DATA SHOWN:
● ● ● ●
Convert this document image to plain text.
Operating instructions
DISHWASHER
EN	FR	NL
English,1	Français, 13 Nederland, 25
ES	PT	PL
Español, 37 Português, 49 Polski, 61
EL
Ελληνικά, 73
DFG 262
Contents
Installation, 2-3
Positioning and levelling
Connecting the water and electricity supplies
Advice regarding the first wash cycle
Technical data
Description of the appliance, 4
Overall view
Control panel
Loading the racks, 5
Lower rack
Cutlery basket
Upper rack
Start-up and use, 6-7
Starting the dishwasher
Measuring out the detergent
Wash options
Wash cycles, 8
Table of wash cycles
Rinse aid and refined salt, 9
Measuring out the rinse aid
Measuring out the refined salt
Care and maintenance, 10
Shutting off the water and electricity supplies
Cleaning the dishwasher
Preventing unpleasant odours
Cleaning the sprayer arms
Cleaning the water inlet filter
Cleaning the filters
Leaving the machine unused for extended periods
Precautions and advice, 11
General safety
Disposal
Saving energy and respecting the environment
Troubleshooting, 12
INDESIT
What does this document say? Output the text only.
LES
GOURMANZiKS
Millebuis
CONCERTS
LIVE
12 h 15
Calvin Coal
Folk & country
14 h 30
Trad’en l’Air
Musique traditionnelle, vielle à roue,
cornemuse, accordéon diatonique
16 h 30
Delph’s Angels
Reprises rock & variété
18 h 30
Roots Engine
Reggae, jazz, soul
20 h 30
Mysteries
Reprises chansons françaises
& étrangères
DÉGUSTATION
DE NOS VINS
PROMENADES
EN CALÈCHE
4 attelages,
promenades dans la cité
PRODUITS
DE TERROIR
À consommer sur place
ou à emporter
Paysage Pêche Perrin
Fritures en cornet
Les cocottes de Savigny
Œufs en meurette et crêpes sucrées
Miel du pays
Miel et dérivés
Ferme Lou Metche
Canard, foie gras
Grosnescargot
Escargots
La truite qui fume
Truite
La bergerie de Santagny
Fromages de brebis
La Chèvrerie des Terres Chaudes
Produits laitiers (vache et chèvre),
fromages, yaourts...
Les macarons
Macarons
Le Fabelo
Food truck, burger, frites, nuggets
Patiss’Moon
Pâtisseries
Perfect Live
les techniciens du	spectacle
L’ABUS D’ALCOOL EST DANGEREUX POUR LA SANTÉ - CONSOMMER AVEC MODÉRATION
● ● ● ●
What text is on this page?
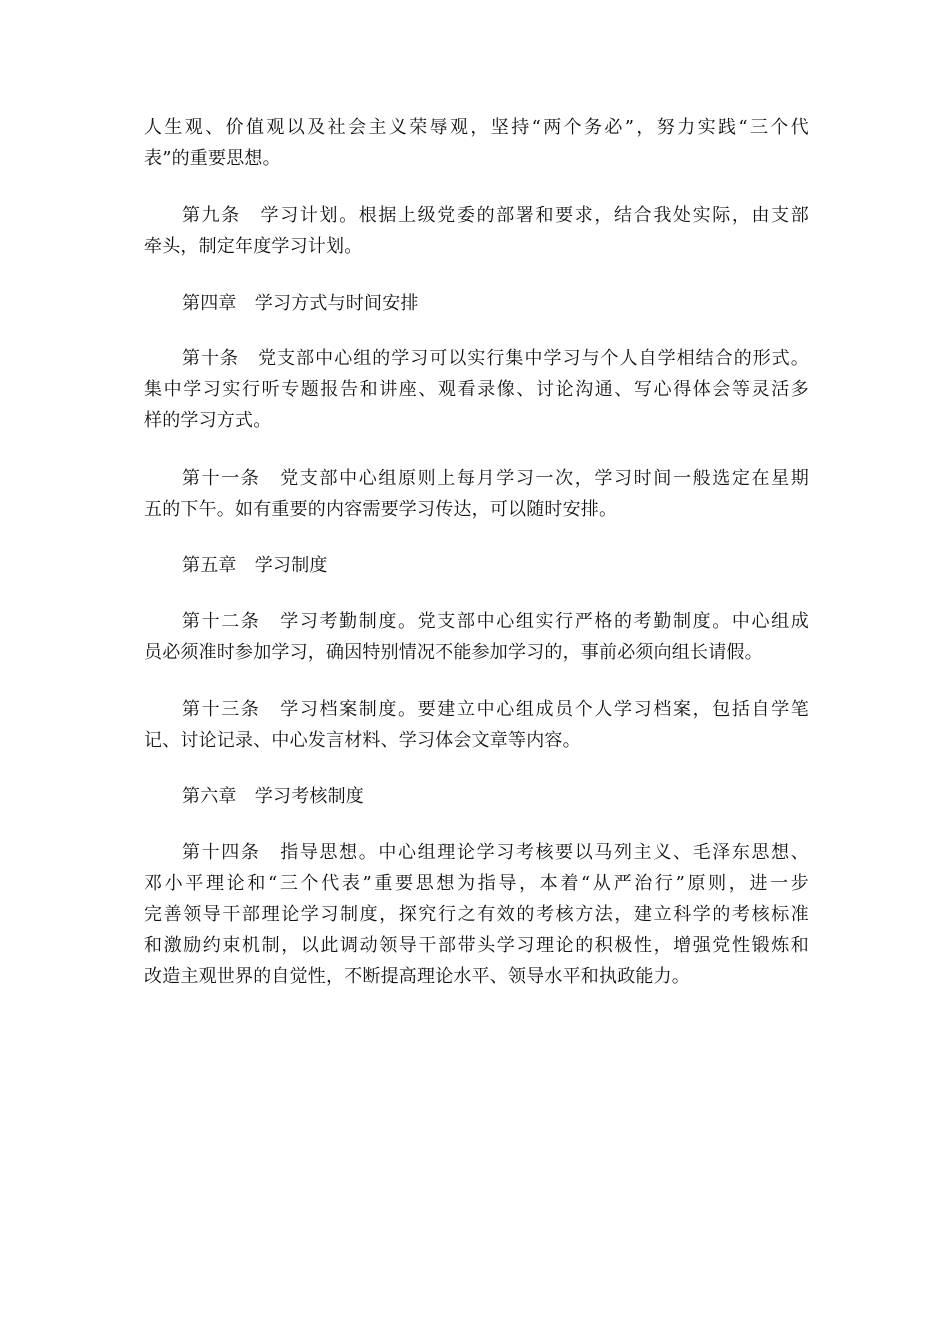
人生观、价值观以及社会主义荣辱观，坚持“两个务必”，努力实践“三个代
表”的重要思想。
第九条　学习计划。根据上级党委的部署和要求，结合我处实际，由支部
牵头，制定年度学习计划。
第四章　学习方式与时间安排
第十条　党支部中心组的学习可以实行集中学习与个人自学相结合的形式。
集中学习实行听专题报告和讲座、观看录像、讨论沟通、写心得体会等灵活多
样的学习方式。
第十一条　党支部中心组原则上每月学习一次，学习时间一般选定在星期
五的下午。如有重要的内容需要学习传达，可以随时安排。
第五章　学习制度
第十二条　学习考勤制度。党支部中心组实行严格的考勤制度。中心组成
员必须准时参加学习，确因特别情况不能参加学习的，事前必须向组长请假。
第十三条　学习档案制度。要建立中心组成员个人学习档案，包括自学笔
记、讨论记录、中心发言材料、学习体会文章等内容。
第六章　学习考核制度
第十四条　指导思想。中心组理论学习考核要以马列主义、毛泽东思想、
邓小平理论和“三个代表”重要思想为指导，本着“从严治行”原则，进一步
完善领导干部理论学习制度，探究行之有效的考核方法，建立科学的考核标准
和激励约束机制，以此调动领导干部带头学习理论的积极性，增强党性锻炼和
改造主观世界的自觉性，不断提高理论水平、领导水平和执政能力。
● ● ● ●
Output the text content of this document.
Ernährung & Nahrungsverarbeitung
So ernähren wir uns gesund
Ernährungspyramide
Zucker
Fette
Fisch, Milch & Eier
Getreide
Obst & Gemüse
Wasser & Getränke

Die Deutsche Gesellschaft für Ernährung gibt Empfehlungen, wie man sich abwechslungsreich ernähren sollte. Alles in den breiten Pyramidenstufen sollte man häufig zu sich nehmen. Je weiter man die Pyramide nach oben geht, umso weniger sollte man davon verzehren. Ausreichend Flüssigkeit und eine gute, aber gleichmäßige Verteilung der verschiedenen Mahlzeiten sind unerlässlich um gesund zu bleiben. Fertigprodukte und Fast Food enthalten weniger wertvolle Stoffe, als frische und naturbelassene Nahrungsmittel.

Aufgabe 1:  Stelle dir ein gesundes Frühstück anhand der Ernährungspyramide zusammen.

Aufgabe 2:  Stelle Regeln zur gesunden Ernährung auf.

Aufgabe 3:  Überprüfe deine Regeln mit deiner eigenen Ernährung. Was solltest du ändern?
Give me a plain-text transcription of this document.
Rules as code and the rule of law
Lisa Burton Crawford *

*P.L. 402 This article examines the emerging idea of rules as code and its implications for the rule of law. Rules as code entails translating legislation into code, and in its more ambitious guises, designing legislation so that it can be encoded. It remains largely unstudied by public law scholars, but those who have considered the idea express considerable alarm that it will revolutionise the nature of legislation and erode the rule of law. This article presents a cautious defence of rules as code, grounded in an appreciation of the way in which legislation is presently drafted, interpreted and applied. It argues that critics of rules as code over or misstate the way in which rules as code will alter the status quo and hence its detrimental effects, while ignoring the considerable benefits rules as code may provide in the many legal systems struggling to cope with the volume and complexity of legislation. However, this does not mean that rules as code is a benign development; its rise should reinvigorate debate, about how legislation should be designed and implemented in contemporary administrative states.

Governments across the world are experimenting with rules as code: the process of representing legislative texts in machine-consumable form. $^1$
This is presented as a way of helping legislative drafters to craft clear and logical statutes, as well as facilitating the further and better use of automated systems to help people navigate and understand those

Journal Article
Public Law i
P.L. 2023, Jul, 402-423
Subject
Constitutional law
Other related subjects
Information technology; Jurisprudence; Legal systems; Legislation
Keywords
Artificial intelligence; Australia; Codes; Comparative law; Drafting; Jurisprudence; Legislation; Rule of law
● ● ● ●
Copy all lines of the material above where the string "legislative" occurs.

WRITTEN SOLUTION:
Governments across the world are experimenting with rules as code: the process of representing legislative texts in machine-consumable form. $^1$
This is presented as a way of helping legislative drafters to craft clear and logical statutes, as well as facilitating the further and better use of automated systems to help people navigate and understand those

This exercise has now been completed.